EXERCISE TASK> Leave out every picture, then transcribe the rest of the listing exactly.

>> begin EXERCISE MATERIAL

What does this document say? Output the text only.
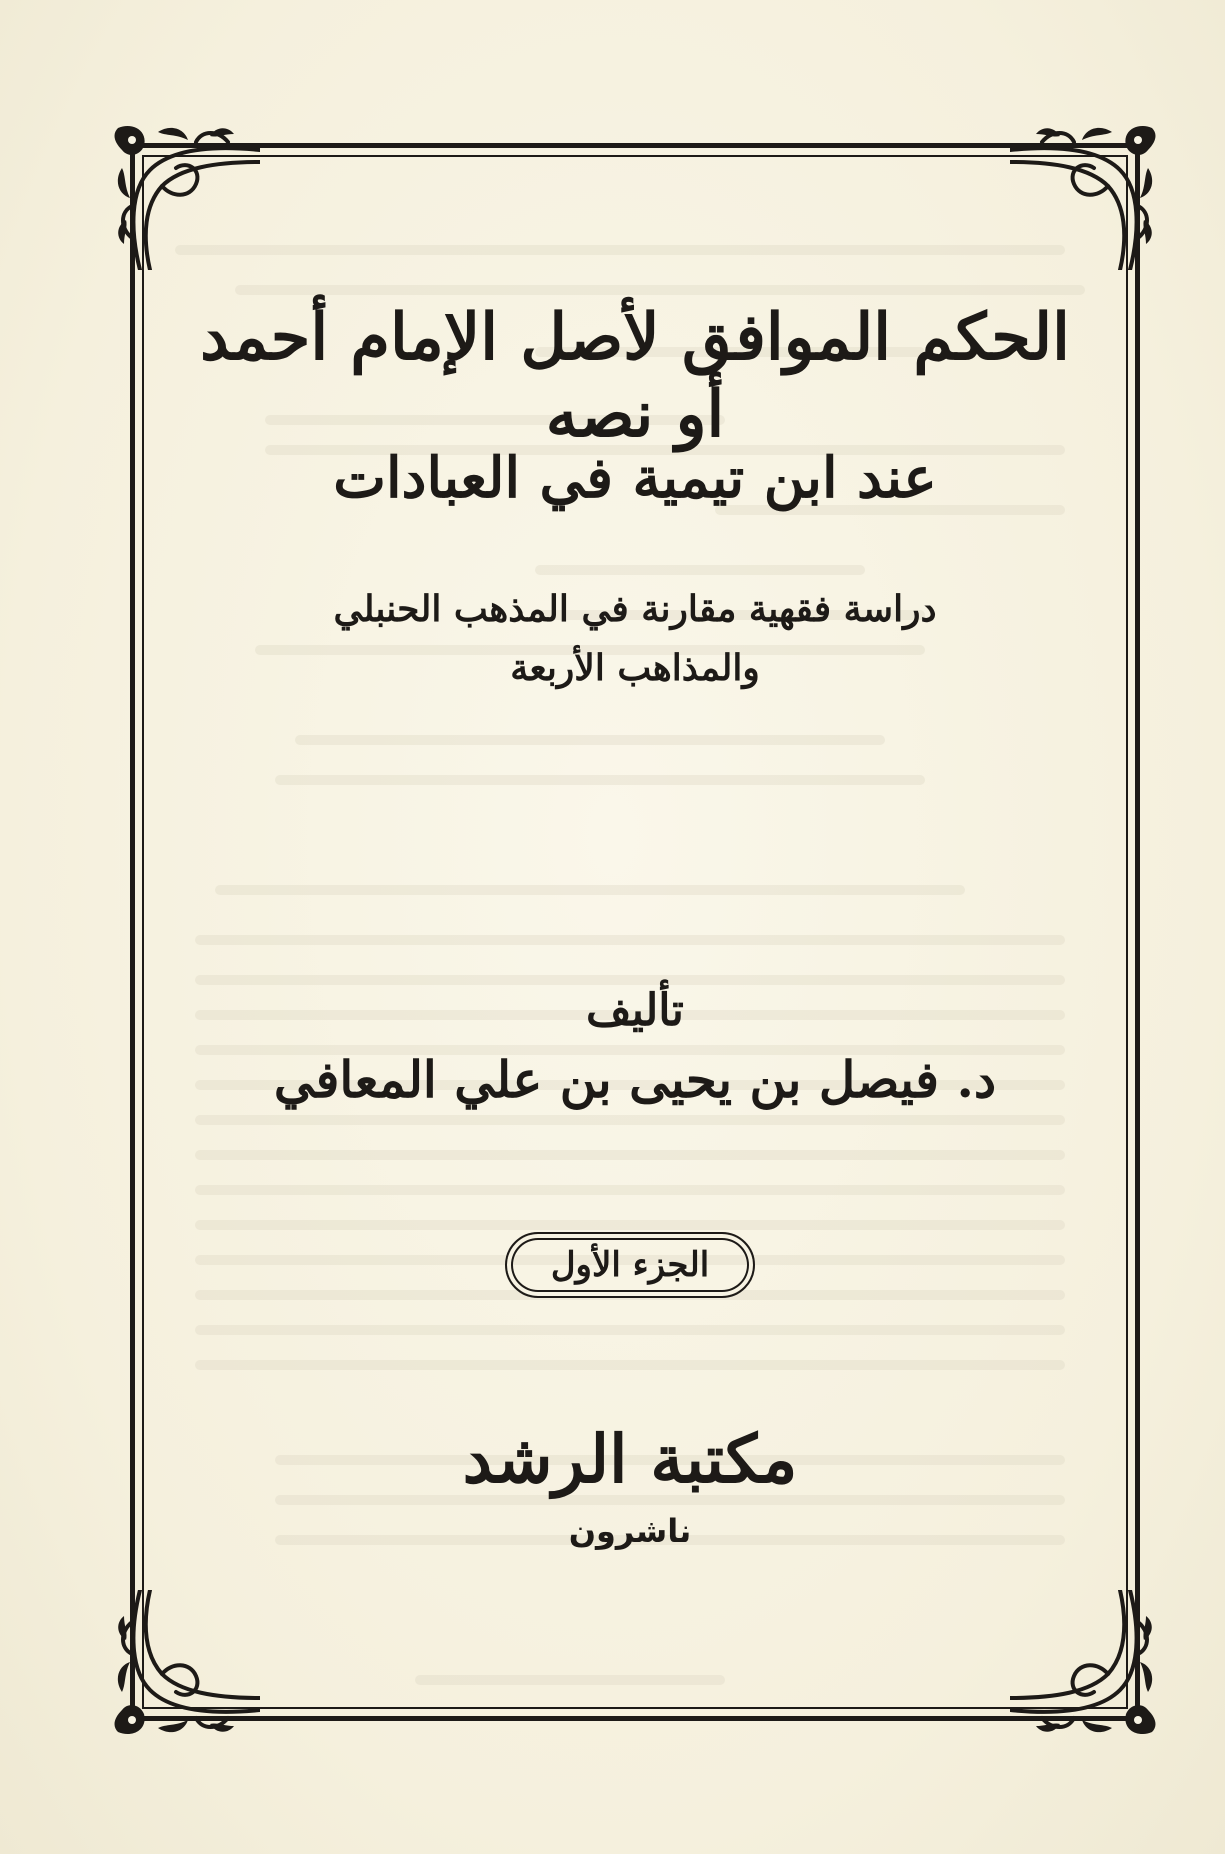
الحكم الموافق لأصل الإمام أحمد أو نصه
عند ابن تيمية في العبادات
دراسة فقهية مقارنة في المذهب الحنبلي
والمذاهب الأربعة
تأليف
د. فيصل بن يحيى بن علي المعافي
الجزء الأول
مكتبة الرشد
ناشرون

>> end EXERCISE MATERIAL

ANSWER TO THE PROBLEM>
What does this document say? Output the text only.
الحكم الموافق لأصل الإمام أحمد أو نصه
عند ابن تيمية في العبادات
دراسة فقهية مقارنة في المذهب الحنبلي
والمذاهب الأربعة
تأليف
د. فيصل بن يحيى بن علي المعافي
الجزء الأول
مكتبة الرشد
ناشرون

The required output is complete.